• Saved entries
BEGIN

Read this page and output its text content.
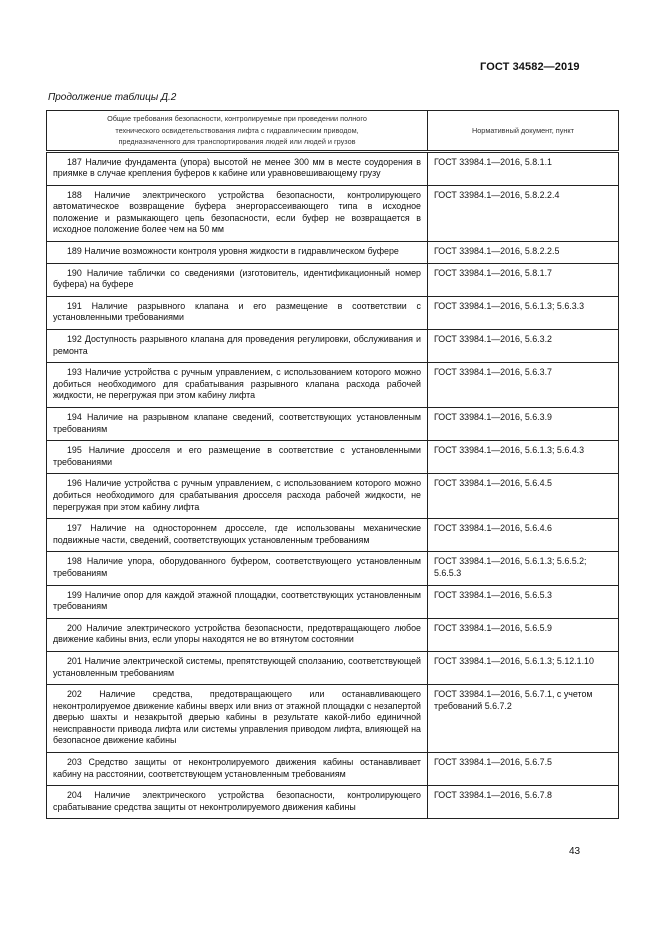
ГОСТ 34582—2019
Продолжение таблицы Д.2
Общие требования безопасности, контролируемые при проведении полного
технического освидетельствования лифта с гидравлическим приводом,
предназначенного для транспортирования людей или людей и грузов	Нормативный документ, пункт
187 Наличие фундамента (упора) высотой не менее 300 мм в месте соудорения в приямке в случае крепления буферов к кабине или уравновешивающему грузу	ГОСТ 33984.1—2016, 5.8.1.1
188 Наличие электрического устройства безопасности, контролирующего автоматическое возвращение буфера энергорассеивающего типа в исходное положение и размыкающего цепь безопасности, если буфер не возвращается в исходное положение более чем на 50 мм	ГОСТ 33984.1—2016, 5.8.2.2.4
189 Наличие возможности контроля уровня жидкости в гидравлическом буфере	ГОСТ 33984.1—2016, 5.8.2.2.5
190 Наличие таблички со сведениями (изготовитель, идентификационный номер буфера) на буфере	ГОСТ 33984.1—2016, 5.8.1.7
191 Наличие разрывного клапана и его размещение в соответствии с установленными требованиями	ГОСТ 33984.1—2016, 5.6.1.3; 5.6.3.3
192 Доступность разрывного клапана для проведения регулировки, обслуживания и ремонта	ГОСТ 33984.1—2016, 5.6.3.2
193 Наличие устройства с ручным управлением, с использованием которого можно добиться необходимого для срабатывания разрывного клапана расхода рабочей жидкости, не перегружая при этом кабину лифта	ГОСТ 33984.1—2016, 5.6.3.7
194 Наличие на разрывном клапане сведений, соответствующих установленным требованиям	ГОСТ 33984.1—2016, 5.6.3.9
195 Наличие дросселя и его размещение в соответствие с установленными требованиями	ГОСТ 33984.1—2016, 5.6.1.3; 5.6.4.3
196 Наличие устройства с ручным управлением, с использованием которого можно добиться необходимого для срабатывания дросселя расхода рабочей жидкости, не перегружая при этом кабину лифта	ГОСТ 33984.1—2016, 5.6.4.5
197 Наличие на одностороннем дросселе, где использованы механические подвижные части, сведений, соответствующих установленным требованиям	ГОСТ 33984.1—2016, 5.6.4.6
198 Наличие упора, оборудованного буфером, соответствующего установленным требованиям	ГОСТ 33984.1—2016, 5.6.1.3; 5.6.5.2; 5.6.5.3
199 Наличие опор для каждой этажной площадки, соответствующих установленным требованиям	ГОСТ 33984.1—2016, 5.6.5.3
200 Наличие электрического устройства безопасности, предотвращающего любое движение кабины вниз, если упоры находятся не во втянутом состоянии	ГОСТ 33984.1—2016, 5.6.5.9
201 Наличие электрической системы, препятствующей сползанию, соответствующей установленным требованиям	ГОСТ 33984.1—2016, 5.6.1.3; 5.12.1.10
202 Наличие средства, предотвращающего или останавливающего неконтролируемое движение кабины вверх или вниз от этажной площадки с незапертой дверью шахты и незакрытой дверью кабины в результате какой-либо единичной неисправности привода лифта или системы управления приводом лифта, влияющей на безопасное движение кабины	ГОСТ 33984.1—2016, 5.6.7.1, с учетом требований 5.6.7.2
203 Средство защиты от неконтролируемого движения кабины останавливает кабину на расстоянии, соответствующем установленным требованиям	ГОСТ 33984.1—2016, 5.6.7.5
204 Наличие электрического устройства безопасности, контролирующего срабатывание средства защиты от неконтролируемого движения кабины	ГОСТ 33984.1—2016, 5.6.7.8
43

END

Leave out the pictures and transcribe everything else exactly.

• Answer to this problem
Read this page and output its text content.
ГОСТ 34582—2019
Продолжение таблицы Д.2
Общие требования безопасности, контролируемые при проведении полного
технического освидетельствования лифта с гидравлическим приводом,
предназначенного для транспортирования людей или людей и грузов	Нормативный документ, пункт
187 Наличие фундамента (упора) высотой не менее 300 мм в месте соудорения в приямке в случае крепления буферов к кабине или уравновешивающему грузу	ГОСТ 33984.1—2016, 5.8.1.1
188 Наличие электрического устройства безопасности, контролирующего автоматическое возвращение буфера энергорассеивающего типа в исходное положение и размыкающего цепь безопасности, если буфер не возвращается в исходное положение более чем на 50 мм	ГОСТ 33984.1—2016, 5.8.2.2.4
189 Наличие возможности контроля уровня жидкости в гидравлическом буфере	ГОСТ 33984.1—2016, 5.8.2.2.5
190 Наличие таблички со сведениями (изготовитель, идентификационный номер буфера) на буфере	ГОСТ 33984.1—2016, 5.8.1.7
191 Наличие разрывного клапана и его размещение в соответствии с установленными требованиями	ГОСТ 33984.1—2016, 5.6.1.3; 5.6.3.3
192 Доступность разрывного клапана для проведения регулировки, обслуживания и ремонта	ГОСТ 33984.1—2016, 5.6.3.2
193 Наличие устройства с ручным управлением, с использованием которого можно добиться необходимого для срабатывания разрывного клапана расхода рабочей жидкости, не перегружая при этом кабину лифта	ГОСТ 33984.1—2016, 5.6.3.7
194 Наличие на разрывном клапане сведений, соответствующих установленным требованиям	ГОСТ 33984.1—2016, 5.6.3.9
195 Наличие дросселя и его размещение в соответствие с установленными требованиями	ГОСТ 33984.1—2016, 5.6.1.3; 5.6.4.3
196 Наличие устройства с ручным управлением, с использованием которого можно добиться необходимого для срабатывания дросселя расхода рабочей жидкости, не перегружая при этом кабину лифта	ГОСТ 33984.1—2016, 5.6.4.5
197 Наличие на одностороннем дросселе, где использованы механические подвижные части, сведений, соответствующих установленным требованиям	ГОСТ 33984.1—2016, 5.6.4.6
198 Наличие упора, оборудованного буфером, соответствующего установленным требованиям	ГОСТ 33984.1—2016, 5.6.1.3; 5.6.5.2; 5.6.5.3
199 Наличие опор для каждой этажной площадки, соответствующих установленным требованиям	ГОСТ 33984.1—2016, 5.6.5.3
200 Наличие электрического устройства безопасности, предотвращающего любое движение кабины вниз, если упоры находятся не во втянутом состоянии	ГОСТ 33984.1—2016, 5.6.5.9
201 Наличие электрической системы, препятствующей сползанию, соответствующей установленным требованиям	ГОСТ 33984.1—2016, 5.6.1.3; 5.12.1.10
202 Наличие средства, предотвращающего или останавливающего неконтролируемое движение кабины вверх или вниз от этажной площадки с незапертой дверью шахты и незакрытой дверью кабины в результате какой-либо единичной неисправности привода лифта или системы управления приводом лифта, влияющей на безопасное движение кабины	ГОСТ 33984.1—2016, 5.6.7.1, с учетом требований 5.6.7.2
203 Средство защиты от неконтролируемого движения кабины останавливает кабину на расстоянии, соответствующем установленным требованиям	ГОСТ 33984.1—2016, 5.6.7.5
204 Наличие электрического устройства безопасности, контролирующего срабатывание средства защиты от неконтролируемого движения кабины	ГОСТ 33984.1—2016, 5.6.7.8
43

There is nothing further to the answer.